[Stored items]
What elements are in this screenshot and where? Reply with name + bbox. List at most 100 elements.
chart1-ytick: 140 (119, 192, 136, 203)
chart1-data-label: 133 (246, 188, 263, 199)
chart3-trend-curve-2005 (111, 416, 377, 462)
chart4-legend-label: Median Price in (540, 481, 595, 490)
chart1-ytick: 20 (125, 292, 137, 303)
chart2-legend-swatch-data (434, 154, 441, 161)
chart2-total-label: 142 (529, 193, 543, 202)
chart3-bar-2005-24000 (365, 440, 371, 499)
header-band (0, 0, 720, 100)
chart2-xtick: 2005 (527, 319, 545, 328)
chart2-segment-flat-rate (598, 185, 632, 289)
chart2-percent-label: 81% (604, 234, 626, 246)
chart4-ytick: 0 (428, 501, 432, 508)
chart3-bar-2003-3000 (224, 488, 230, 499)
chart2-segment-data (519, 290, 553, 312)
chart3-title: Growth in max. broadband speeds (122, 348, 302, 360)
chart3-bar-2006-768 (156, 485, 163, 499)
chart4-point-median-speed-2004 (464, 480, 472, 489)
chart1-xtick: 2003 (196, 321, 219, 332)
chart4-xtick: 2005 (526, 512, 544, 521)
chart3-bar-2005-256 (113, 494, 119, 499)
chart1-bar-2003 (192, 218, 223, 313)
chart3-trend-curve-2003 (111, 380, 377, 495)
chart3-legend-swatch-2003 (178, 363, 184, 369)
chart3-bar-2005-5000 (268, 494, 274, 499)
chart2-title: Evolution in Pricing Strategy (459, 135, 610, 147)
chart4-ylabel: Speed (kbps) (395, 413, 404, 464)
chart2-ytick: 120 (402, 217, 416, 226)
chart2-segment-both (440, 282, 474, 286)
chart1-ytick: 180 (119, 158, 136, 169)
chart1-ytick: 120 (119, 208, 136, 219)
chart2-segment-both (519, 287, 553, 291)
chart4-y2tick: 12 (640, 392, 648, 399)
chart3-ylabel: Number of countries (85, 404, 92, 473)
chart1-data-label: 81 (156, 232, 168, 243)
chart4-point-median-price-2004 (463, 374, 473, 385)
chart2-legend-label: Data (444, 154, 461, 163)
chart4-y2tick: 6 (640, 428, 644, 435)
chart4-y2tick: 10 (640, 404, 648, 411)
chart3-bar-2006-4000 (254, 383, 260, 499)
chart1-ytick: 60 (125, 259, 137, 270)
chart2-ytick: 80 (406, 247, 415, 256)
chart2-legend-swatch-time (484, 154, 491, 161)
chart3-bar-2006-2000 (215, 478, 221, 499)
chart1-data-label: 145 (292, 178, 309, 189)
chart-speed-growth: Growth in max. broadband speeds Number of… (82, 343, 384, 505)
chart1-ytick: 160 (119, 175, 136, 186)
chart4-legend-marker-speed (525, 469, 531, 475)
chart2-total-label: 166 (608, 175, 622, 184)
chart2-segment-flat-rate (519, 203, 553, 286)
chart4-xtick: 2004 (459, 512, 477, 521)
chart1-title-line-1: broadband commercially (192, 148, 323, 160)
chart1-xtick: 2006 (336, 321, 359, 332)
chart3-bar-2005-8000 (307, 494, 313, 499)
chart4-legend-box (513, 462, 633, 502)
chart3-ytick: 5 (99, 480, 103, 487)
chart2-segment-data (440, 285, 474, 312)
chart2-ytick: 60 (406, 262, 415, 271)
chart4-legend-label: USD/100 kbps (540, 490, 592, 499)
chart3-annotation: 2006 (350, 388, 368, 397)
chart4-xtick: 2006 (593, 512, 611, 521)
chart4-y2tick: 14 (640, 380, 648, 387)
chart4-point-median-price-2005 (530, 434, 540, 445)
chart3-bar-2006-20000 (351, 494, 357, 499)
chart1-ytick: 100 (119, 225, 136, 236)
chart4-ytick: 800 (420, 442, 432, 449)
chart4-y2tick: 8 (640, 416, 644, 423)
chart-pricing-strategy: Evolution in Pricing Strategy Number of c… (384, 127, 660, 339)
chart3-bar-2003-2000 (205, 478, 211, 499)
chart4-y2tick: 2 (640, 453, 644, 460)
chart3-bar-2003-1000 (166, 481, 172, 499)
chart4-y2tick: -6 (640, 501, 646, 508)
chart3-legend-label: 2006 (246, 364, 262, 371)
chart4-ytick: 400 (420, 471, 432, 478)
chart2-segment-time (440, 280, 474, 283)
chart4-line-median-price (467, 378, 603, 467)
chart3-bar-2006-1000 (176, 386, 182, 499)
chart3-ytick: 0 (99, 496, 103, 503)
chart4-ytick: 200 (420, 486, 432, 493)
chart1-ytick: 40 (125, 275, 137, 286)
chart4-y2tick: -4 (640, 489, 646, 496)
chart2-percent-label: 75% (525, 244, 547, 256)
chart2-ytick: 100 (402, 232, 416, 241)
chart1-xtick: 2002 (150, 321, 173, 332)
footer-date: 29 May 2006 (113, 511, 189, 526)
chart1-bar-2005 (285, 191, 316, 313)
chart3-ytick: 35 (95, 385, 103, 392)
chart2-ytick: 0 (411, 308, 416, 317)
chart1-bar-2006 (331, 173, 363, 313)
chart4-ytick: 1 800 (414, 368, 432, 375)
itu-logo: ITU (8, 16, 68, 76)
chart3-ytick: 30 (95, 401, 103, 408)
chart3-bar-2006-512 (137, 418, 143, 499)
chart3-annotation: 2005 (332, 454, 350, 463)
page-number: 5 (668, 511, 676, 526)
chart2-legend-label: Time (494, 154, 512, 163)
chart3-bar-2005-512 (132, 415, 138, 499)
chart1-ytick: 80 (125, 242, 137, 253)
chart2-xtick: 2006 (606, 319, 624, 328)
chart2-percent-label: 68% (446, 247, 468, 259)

WRITTEN REQUEST: Can you reproduce all of the records above verbatim, line for line?

RESULT BELOW:
What elements are in this screenshot and where? Reply with name + bbox. List at most 100 elements.
chart1-ytick: 140 (119, 192, 136, 203)
chart1-data-label: 133 (246, 188, 263, 199)
chart3-trend-curve-2005 (111, 416, 377, 462)
chart4-legend-label: Median Price in (540, 481, 595, 490)
chart1-ytick: 20 (125, 292, 137, 303)
chart2-legend-swatch-data (434, 154, 441, 161)
chart2-total-label: 142 (529, 193, 543, 202)
chart3-bar-2005-24000 (365, 440, 371, 499)
header-band (0, 0, 720, 100)
chart2-xtick: 2005 (527, 319, 545, 328)
chart2-segment-flat-rate (598, 185, 632, 289)
chart2-percent-label: 81% (604, 234, 626, 246)
chart4-ytick: 0 (428, 501, 432, 508)
chart3-bar-2003-3000 (224, 488, 230, 499)
chart2-segment-data (519, 290, 553, 312)
chart3-title: Growth in max. broadband speeds (122, 348, 302, 360)
chart3-bar-2006-768 (156, 485, 163, 499)
chart4-point-median-speed-2004 (464, 480, 472, 489)
chart1-xtick: 2003 (196, 321, 219, 332)
chart4-xtick: 2005 (526, 512, 544, 521)
chart3-bar-2005-256 (113, 494, 119, 499)
chart1-bar-2003 (192, 218, 223, 313)
chart3-trend-curve-2003 (111, 380, 377, 495)
chart3-legend-swatch-2003 (178, 363, 184, 369)
chart3-bar-2005-5000 (268, 494, 274, 499)
chart2-title: Evolution in Pricing Strategy (459, 135, 610, 147)
chart4-ylabel: Speed (kbps) (395, 413, 404, 464)
chart2-ytick: 120 (402, 217, 416, 226)
chart2-segment-both (440, 282, 474, 286)
chart1-ytick: 180 (119, 158, 136, 169)
chart1-ytick: 120 (119, 208, 136, 219)
chart2-segment-both (519, 287, 553, 291)
chart4-y2tick: 12 (640, 392, 648, 399)
chart3-ylabel: Number of countries (85, 404, 92, 473)
chart1-data-label: 81 (156, 232, 168, 243)
chart4-point-median-price-2004 (463, 374, 473, 385)
chart2-legend-label: Data (444, 154, 461, 163)
chart4-y2tick: 6 (640, 428, 644, 435)
chart4-y2tick: 10 (640, 404, 648, 411)
chart3-bar-2006-4000 (254, 383, 260, 499)
chart1-ytick: 60 (125, 259, 137, 270)
chart2-ytick: 80 (406, 247, 415, 256)
chart2-legend-swatch-time (484, 154, 491, 161)
chart3-bar-2006-2000 (215, 478, 221, 499)
chart1-data-label: 145 (292, 178, 309, 189)
chart-speed-growth: Growth in max. broadband speeds Number of… (82, 343, 384, 505)
chart1-ytick: 160 (119, 175, 136, 186)
chart4-legend-marker-speed (525, 469, 531, 475)
chart2-total-label: 166 (608, 175, 622, 184)
chart2-segment-flat-rate (519, 203, 553, 286)
chart4-xtick: 2004 (459, 512, 477, 521)
chart1-title-line-1: broadband commercially (192, 148, 323, 160)
chart1-xtick: 2006 (336, 321, 359, 332)
chart3-bar-2005-8000 (307, 494, 313, 499)
chart4-legend-box (513, 462, 633, 502)
chart3-ytick: 5 (99, 480, 103, 487)
chart2-segment-data (440, 285, 474, 312)
chart2-ytick: 60 (406, 262, 415, 271)
chart4-legend-label: USD/100 kbps (540, 490, 592, 499)
chart3-annotation: 2006 (350, 388, 368, 397)
chart4-xtick: 2006 (593, 512, 611, 521)
chart4-y2tick: 14 (640, 380, 648, 387)
chart4-point-median-price-2005 (530, 434, 540, 445)
chart3-bar-2006-20000 (351, 494, 357, 499)
chart1-ytick: 100 (119, 225, 136, 236)
chart4-ytick: 800 (420, 442, 432, 449)
chart4-y2tick: 8 (640, 416, 644, 423)
chart-pricing-strategy: Evolution in Pricing Strategy Number of c… (384, 127, 660, 339)
chart3-bar-2003-2000 (205, 478, 211, 499)
chart4-y2tick: 2 (640, 453, 644, 460)
chart3-bar-2003-1000 (166, 481, 172, 499)
chart4-y2tick: -6 (640, 501, 646, 508)
chart3-legend-label: 2006 (246, 364, 262, 371)
chart4-ytick: 400 (420, 471, 432, 478)
chart2-segment-time (440, 280, 474, 283)
chart4-line-median-price (467, 378, 603, 467)
chart3-bar-2006-1000 (176, 386, 182, 499)
chart3-ytick: 0 (99, 496, 103, 503)
chart4-ytick: 200 (420, 486, 432, 493)
chart1-ytick: 40 (125, 275, 137, 286)
chart4-y2tick: -4 (640, 489, 646, 496)
chart2-percent-label: 75% (525, 244, 547, 256)
chart2-ytick: 100 (402, 232, 416, 241)
chart1-xtick: 2002 (150, 321, 173, 332)
footer-date: 29 May 2006 (113, 511, 189, 526)
chart1-bar-2005 (285, 191, 316, 313)
chart3-ytick: 35 (95, 385, 103, 392)
chart2-ytick: 0 (411, 308, 416, 317)
chart1-bar-2006 (331, 173, 363, 313)
chart4-ytick: 1 800 (414, 368, 432, 375)
itu-logo: ITU (8, 16, 68, 76)
chart3-ytick: 30 (95, 401, 103, 408)
chart3-bar-2006-512 (137, 418, 143, 499)
chart3-annotation: 2005 (332, 454, 350, 463)
page-number: 5 (668, 511, 676, 526)
chart2-legend-label: Time (494, 154, 512, 163)
chart3-bar-2005-512 (132, 415, 138, 499)
chart1-ytick: 80 (125, 242, 137, 253)
chart2-xtick: 2006 (606, 319, 624, 328)
chart2-percent-label: 68% (446, 247, 468, 259)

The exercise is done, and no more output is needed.